Stored data entries
++++++
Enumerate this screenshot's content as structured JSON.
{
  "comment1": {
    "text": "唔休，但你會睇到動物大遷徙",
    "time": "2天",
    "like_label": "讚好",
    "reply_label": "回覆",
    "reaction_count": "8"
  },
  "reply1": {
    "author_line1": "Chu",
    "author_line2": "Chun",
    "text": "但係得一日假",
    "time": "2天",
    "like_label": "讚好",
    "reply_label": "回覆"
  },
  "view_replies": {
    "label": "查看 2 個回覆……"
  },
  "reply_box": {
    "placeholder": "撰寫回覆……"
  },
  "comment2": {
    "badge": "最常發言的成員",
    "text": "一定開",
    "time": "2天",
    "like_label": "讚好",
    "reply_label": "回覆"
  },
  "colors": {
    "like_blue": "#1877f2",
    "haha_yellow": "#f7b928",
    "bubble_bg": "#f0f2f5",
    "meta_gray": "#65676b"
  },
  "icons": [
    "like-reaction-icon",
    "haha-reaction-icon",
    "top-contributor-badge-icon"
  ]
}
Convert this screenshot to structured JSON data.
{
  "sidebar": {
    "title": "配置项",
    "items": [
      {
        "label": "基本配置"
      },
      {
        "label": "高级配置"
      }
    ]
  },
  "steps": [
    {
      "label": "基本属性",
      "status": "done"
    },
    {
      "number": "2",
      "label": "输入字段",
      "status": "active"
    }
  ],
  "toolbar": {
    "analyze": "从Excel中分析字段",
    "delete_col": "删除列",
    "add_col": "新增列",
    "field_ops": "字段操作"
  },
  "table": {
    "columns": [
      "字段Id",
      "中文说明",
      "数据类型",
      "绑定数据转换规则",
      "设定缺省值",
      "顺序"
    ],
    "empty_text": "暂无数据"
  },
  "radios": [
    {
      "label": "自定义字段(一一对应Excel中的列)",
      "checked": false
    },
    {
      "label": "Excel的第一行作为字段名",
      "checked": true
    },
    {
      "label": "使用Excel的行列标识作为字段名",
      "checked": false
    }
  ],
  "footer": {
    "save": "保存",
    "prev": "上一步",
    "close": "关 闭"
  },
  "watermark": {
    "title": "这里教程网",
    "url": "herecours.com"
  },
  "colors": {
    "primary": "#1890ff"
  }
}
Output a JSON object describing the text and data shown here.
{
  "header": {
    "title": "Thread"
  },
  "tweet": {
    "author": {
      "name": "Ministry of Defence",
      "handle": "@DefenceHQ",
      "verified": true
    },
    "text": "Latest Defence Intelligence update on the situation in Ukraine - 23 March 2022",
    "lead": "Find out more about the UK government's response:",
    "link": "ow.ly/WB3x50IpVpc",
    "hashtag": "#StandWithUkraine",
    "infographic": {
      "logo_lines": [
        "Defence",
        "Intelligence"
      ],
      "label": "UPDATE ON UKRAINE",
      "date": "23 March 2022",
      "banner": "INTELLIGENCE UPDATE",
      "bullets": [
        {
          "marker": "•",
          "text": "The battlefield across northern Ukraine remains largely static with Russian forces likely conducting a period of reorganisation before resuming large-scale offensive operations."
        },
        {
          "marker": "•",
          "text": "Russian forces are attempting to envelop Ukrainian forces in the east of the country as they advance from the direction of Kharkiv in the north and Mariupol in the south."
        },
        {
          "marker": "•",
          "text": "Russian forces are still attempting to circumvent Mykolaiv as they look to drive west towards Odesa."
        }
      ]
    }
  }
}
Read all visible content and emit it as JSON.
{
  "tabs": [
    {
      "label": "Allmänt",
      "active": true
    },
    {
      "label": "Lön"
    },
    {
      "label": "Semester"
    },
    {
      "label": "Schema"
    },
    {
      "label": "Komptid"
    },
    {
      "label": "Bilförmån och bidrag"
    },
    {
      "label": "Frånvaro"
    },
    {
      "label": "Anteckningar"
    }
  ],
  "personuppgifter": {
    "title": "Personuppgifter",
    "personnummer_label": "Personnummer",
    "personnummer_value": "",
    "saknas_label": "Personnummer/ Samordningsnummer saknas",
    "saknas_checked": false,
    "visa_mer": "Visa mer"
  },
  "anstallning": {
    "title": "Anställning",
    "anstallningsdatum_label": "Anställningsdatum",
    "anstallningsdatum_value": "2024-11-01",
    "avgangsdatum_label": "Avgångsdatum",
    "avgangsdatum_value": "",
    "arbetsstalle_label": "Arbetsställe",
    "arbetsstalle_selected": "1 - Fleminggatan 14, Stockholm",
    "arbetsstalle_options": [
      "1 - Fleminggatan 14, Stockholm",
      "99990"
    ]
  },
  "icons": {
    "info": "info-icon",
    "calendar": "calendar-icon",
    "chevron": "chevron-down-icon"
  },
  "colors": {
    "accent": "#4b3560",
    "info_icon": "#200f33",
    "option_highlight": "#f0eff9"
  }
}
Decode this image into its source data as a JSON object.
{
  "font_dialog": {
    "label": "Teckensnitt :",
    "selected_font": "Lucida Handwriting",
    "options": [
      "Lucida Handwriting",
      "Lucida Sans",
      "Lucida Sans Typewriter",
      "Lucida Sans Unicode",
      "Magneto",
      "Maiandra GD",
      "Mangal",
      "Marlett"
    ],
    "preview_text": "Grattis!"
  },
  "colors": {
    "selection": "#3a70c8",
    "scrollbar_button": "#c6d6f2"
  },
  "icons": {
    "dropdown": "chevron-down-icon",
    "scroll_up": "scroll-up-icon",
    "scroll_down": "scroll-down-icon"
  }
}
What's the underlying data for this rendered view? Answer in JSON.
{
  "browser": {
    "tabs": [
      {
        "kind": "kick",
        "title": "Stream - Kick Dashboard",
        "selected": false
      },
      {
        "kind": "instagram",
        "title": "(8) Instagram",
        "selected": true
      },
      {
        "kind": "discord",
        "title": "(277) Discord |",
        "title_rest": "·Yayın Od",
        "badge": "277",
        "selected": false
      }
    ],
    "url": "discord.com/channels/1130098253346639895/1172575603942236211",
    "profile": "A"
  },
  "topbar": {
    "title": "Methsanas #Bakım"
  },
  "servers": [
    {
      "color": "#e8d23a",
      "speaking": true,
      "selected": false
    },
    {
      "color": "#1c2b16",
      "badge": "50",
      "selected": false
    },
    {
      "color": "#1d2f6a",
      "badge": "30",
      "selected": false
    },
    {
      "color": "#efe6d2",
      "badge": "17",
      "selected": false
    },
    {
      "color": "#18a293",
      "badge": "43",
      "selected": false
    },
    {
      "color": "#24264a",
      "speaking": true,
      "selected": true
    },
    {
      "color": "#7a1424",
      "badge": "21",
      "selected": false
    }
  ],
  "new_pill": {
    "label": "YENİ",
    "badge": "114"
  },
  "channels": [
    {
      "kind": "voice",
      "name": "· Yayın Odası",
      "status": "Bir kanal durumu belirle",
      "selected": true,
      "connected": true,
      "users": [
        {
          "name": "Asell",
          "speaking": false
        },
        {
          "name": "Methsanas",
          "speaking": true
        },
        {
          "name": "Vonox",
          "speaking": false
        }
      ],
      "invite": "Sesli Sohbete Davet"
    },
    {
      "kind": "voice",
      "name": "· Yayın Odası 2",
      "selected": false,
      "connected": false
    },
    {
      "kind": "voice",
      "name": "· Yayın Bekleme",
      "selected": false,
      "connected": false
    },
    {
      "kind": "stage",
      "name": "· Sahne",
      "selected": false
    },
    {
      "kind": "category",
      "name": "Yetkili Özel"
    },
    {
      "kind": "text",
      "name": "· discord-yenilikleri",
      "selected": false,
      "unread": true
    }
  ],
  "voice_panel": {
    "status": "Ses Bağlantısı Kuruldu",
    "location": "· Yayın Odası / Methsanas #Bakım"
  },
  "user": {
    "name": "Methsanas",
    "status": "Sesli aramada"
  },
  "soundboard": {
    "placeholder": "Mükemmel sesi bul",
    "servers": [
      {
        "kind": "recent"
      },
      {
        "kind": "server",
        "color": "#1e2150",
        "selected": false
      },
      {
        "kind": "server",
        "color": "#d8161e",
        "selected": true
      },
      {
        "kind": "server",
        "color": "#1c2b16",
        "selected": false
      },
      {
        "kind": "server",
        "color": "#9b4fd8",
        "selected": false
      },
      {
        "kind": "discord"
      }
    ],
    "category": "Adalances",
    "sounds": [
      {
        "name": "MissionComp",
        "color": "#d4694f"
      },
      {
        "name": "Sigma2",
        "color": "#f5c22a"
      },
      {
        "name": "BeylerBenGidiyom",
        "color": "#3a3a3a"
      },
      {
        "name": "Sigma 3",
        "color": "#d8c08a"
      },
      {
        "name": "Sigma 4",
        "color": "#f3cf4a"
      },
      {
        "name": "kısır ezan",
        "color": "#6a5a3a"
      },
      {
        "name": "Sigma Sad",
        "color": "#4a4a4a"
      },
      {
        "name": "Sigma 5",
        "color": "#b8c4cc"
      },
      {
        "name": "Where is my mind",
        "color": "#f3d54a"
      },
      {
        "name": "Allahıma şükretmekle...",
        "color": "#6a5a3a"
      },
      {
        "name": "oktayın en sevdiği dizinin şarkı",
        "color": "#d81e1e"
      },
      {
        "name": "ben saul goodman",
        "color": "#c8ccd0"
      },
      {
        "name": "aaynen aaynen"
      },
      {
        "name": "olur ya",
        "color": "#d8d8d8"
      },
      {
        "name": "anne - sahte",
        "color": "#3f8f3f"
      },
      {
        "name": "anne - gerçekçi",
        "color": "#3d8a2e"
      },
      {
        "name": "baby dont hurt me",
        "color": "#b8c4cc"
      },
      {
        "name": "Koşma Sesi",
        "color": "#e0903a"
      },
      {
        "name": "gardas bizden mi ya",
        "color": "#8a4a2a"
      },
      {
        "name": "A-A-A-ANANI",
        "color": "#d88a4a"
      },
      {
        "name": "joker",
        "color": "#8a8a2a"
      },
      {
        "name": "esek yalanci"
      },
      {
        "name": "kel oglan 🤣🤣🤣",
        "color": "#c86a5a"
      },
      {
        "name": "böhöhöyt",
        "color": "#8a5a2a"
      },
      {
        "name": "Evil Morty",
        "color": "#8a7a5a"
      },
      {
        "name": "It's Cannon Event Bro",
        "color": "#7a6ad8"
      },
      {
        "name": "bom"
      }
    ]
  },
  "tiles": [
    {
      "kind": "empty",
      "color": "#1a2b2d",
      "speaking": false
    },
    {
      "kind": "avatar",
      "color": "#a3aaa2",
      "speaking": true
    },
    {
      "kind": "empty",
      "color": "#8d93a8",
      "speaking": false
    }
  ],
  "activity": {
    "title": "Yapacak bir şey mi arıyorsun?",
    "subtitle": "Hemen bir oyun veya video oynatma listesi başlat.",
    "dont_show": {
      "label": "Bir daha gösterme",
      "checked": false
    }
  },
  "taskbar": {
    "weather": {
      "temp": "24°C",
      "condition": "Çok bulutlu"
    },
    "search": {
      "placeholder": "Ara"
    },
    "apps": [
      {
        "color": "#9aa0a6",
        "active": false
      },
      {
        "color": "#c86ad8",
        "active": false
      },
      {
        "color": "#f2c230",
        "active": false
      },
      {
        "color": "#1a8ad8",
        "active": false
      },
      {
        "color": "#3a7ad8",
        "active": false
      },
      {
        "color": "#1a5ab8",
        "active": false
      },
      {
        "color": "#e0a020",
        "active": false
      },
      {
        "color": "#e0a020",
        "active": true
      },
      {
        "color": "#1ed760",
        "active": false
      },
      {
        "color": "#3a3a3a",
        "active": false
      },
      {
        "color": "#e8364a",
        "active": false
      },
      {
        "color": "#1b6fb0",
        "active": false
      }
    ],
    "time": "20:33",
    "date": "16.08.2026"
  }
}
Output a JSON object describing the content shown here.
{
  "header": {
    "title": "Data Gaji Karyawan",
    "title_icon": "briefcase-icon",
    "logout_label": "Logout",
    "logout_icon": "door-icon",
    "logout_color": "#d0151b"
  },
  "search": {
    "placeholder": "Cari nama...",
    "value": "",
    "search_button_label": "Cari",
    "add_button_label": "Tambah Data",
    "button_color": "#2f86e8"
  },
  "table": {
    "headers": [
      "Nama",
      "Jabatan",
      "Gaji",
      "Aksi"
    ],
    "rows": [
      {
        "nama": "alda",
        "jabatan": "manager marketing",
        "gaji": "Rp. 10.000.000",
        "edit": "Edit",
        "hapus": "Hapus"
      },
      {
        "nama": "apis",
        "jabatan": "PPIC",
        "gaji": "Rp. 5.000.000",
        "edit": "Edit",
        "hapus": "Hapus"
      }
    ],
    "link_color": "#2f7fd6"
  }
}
++++++
(WHAT IS EXPECTED)
Pull out every line from the one with "Output a JSON object describing the content" to the end of the listing, and output only those.

(EXERCISE ANSWER)
Output a JSON object describing the content shown here.
{
  "header": {
    "title": "Data Gaji Karyawan",
    "title_icon": "briefcase-icon",
    "logout_label": "Logout",
    "logout_icon": "door-icon",
    "logout_color": "#d0151b"
  },
  "search": {
    "placeholder": "Cari nama...",
    "value": "",
    "search_button_label": "Cari",
    "add_button_label": "Tambah Data",
    "button_color": "#2f86e8"
  },
  "table": {
    "headers": [
      "Nama",
      "Jabatan",
      "Gaji",
      "Aksi"
    ],
    "rows": [
      {
        "nama": "alda",
        "jabatan": "manager marketing",
        "gaji": "Rp. 10.000.000",
        "edit": "Edit",
        "hapus": "Hapus"
      },
      {
        "nama": "apis",
        "jabatan": "PPIC",
        "gaji": "Rp. 5.000.000",
        "edit": "Edit",
        "hapus": "Hapus"
      }
    ],
    "link_color": "#2f7fd6"
  }
}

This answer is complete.